Reproduce the rows below, substituting "watermark-logo" for every occurrence of "watermark-gdz" and leaving all other text unchanged.

▶ EXERCISE INPUTS:
——————

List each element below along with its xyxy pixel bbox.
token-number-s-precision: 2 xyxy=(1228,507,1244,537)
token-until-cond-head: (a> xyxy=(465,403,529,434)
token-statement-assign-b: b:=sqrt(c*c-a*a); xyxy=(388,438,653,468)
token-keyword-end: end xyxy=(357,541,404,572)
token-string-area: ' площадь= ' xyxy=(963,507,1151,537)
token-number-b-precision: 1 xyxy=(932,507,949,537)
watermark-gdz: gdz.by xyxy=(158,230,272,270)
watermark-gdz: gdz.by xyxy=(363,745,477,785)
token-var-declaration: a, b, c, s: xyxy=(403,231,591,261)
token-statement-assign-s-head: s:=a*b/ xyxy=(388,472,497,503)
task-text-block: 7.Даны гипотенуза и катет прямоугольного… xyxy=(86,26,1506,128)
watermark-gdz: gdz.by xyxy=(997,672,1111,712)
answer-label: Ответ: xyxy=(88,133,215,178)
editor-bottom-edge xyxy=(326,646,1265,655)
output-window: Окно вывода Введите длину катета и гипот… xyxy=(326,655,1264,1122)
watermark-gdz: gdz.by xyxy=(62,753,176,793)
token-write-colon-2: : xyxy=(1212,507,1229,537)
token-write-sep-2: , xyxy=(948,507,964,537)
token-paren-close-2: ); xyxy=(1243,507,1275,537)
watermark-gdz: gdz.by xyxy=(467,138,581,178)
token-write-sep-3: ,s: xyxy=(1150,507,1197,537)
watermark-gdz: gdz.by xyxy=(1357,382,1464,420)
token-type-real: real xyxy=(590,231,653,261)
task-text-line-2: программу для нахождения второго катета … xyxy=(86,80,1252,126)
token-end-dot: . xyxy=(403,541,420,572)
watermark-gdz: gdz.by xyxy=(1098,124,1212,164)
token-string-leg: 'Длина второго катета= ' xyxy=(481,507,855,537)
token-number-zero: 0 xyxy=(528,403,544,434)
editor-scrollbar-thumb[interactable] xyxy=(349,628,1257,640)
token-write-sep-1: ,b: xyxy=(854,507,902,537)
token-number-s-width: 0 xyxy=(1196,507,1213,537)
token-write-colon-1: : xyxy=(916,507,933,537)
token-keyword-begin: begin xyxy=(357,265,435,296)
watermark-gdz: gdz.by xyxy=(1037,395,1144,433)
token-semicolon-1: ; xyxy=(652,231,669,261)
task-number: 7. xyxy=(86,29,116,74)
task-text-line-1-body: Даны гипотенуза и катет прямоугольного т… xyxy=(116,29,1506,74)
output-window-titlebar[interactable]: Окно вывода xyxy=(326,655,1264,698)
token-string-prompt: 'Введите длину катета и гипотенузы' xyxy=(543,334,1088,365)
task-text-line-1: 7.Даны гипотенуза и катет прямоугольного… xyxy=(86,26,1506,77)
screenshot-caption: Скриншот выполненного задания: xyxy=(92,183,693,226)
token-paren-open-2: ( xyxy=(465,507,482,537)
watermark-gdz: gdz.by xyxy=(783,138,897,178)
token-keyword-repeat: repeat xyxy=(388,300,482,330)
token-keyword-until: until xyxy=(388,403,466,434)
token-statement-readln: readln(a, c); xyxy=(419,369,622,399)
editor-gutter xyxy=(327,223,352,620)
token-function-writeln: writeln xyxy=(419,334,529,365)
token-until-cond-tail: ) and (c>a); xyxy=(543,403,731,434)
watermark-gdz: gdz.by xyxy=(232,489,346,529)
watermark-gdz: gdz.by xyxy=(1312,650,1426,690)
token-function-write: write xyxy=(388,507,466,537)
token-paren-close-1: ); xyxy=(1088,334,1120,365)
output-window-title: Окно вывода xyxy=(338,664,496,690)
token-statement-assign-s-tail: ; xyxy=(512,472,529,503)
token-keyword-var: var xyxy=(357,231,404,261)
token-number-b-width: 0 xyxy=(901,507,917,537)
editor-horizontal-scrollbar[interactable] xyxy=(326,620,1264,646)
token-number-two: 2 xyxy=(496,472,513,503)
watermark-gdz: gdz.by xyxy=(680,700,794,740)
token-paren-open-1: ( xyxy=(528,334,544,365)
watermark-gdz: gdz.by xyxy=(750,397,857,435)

——————

▶ SOLUTION:
List each element below along with its xyxy pixel bbox.
token-number-s-precision: 2 xyxy=(1228,507,1244,537)
token-until-cond-head: (a> xyxy=(465,403,529,434)
token-statement-assign-b: b:=sqrt(c*c-a*a); xyxy=(388,438,653,468)
token-keyword-end: end xyxy=(357,541,404,572)
token-string-area: ' площадь= ' xyxy=(963,507,1151,537)
token-number-b-precision: 1 xyxy=(932,507,949,537)
watermark-logo: gdz.by xyxy=(158,230,272,270)
watermark-logo: gdz.by xyxy=(363,745,477,785)
token-var-declaration: a, b, c, s: xyxy=(403,231,591,261)
token-statement-assign-s-head: s:=a*b/ xyxy=(388,472,497,503)
task-text-block: 7.Даны гипотенуза и катет прямоугольного… xyxy=(86,26,1506,128)
watermark-logo: gdz.by xyxy=(997,672,1111,712)
answer-label: Ответ: xyxy=(88,133,215,178)
editor-bottom-edge xyxy=(326,646,1265,655)
output-window: Окно вывода Введите длину катета и гипот… xyxy=(326,655,1264,1122)
watermark-logo: gdz.by xyxy=(62,753,176,793)
token-write-colon-2: : xyxy=(1212,507,1229,537)
token-write-sep-2: , xyxy=(948,507,964,537)
token-paren-close-2: ); xyxy=(1243,507,1275,537)
watermark-logo: gdz.by xyxy=(467,138,581,178)
token-write-sep-3: ,s: xyxy=(1150,507,1197,537)
watermark-logo: gdz.by xyxy=(1357,382,1464,420)
token-type-real: real xyxy=(590,231,653,261)
task-text-line-2: программу для нахождения второго катета … xyxy=(86,80,1252,126)
token-end-dot: . xyxy=(403,541,420,572)
watermark-logo: gdz.by xyxy=(1098,124,1212,164)
token-string-leg: 'Длина второго катета= ' xyxy=(481,507,855,537)
token-number-zero: 0 xyxy=(528,403,544,434)
editor-scrollbar-thumb[interactable] xyxy=(349,628,1257,640)
token-write-sep-1: ,b: xyxy=(854,507,902,537)
token-number-s-width: 0 xyxy=(1196,507,1213,537)
token-write-colon-1: : xyxy=(916,507,933,537)
token-keyword-begin: begin xyxy=(357,265,435,296)
watermark-logo: gdz.by xyxy=(1037,395,1144,433)
token-semicolon-1: ; xyxy=(652,231,669,261)
task-number: 7. xyxy=(86,29,116,74)
task-text-line-1-body: Даны гипотенуза и катет прямоугольного т… xyxy=(116,29,1506,74)
output-window-titlebar[interactable]: Окно вывода xyxy=(326,655,1264,698)
token-string-prompt: 'Введите длину катета и гипотенузы' xyxy=(543,334,1088,365)
task-text-line-1: 7.Даны гипотенуза и катет прямоугольного… xyxy=(86,26,1506,77)
screenshot-caption: Скриншот выполненного задания: xyxy=(92,183,693,226)
token-paren-open-2: ( xyxy=(465,507,482,537)
watermark-logo: gdz.by xyxy=(783,138,897,178)
token-keyword-repeat: repeat xyxy=(388,300,482,330)
token-keyword-until: until xyxy=(388,403,466,434)
token-statement-readln: readln(a, c); xyxy=(419,369,622,399)
editor-gutter xyxy=(327,223,352,620)
token-function-writeln: writeln xyxy=(419,334,529,365)
token-until-cond-tail: ) and (c>a); xyxy=(543,403,731,434)
watermark-logo: gdz.by xyxy=(232,489,346,529)
watermark-logo: gdz.by xyxy=(1312,650,1426,690)
token-function-write: write xyxy=(388,507,466,537)
token-paren-close-1: ); xyxy=(1088,334,1120,365)
output-window-title: Окно вывода xyxy=(338,664,496,690)
token-statement-assign-s-tail: ; xyxy=(512,472,529,503)
token-keyword-var: var xyxy=(357,231,404,261)
token-number-b-width: 0 xyxy=(901,507,917,537)
editor-horizontal-scrollbar[interactable] xyxy=(326,620,1264,646)
token-number-two: 2 xyxy=(496,472,513,503)
watermark-logo: gdz.by xyxy=(680,700,794,740)
token-paren-open-1: ( xyxy=(528,334,544,365)
watermark-logo: gdz.by xyxy=(750,397,857,435)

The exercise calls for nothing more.